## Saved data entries
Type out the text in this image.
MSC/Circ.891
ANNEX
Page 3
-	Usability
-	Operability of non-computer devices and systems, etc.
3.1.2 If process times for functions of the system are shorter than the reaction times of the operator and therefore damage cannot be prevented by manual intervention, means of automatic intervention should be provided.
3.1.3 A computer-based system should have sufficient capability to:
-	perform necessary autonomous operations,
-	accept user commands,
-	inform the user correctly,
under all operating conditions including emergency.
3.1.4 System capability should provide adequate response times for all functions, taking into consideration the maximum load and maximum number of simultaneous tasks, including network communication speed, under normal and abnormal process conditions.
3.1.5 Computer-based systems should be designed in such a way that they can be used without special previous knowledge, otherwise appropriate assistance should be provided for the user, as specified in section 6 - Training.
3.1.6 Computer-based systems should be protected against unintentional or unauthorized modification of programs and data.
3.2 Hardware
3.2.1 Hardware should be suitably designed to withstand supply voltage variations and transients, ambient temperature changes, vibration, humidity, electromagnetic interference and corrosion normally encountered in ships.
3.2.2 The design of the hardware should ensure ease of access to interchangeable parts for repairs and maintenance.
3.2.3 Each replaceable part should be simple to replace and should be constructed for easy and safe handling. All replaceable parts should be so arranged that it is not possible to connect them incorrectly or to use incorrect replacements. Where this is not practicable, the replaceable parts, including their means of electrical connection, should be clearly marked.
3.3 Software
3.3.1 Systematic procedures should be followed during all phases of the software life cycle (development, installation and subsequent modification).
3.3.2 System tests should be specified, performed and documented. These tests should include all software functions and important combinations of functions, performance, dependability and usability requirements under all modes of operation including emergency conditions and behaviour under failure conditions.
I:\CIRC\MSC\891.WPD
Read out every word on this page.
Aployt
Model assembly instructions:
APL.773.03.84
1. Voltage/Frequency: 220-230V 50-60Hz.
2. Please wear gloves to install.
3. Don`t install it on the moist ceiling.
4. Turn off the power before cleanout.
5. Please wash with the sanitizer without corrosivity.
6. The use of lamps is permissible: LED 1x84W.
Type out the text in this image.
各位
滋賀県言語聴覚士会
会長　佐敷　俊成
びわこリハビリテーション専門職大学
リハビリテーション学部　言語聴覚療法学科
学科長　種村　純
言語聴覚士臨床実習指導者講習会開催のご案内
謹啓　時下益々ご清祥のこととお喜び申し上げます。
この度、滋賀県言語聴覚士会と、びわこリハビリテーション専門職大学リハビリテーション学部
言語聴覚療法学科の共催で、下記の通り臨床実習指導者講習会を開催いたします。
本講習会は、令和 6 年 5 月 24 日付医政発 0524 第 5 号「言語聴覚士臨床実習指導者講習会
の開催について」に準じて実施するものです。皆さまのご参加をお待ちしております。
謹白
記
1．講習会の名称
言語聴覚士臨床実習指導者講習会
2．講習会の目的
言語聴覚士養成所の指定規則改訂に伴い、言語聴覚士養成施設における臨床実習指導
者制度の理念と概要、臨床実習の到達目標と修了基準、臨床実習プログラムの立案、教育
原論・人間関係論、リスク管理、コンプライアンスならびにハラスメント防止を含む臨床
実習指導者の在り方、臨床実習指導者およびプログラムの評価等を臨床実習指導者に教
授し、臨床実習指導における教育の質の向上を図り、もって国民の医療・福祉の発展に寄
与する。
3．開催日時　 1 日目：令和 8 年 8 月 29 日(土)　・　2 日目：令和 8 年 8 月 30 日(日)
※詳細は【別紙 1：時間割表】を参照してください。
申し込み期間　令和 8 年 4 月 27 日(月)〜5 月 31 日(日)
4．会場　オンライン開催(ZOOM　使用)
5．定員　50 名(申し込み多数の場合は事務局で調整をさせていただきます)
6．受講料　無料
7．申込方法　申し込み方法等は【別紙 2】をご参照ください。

## Aim
Count how many lines of the listing above include "means" and report that number alone.

## Output for this exercise
2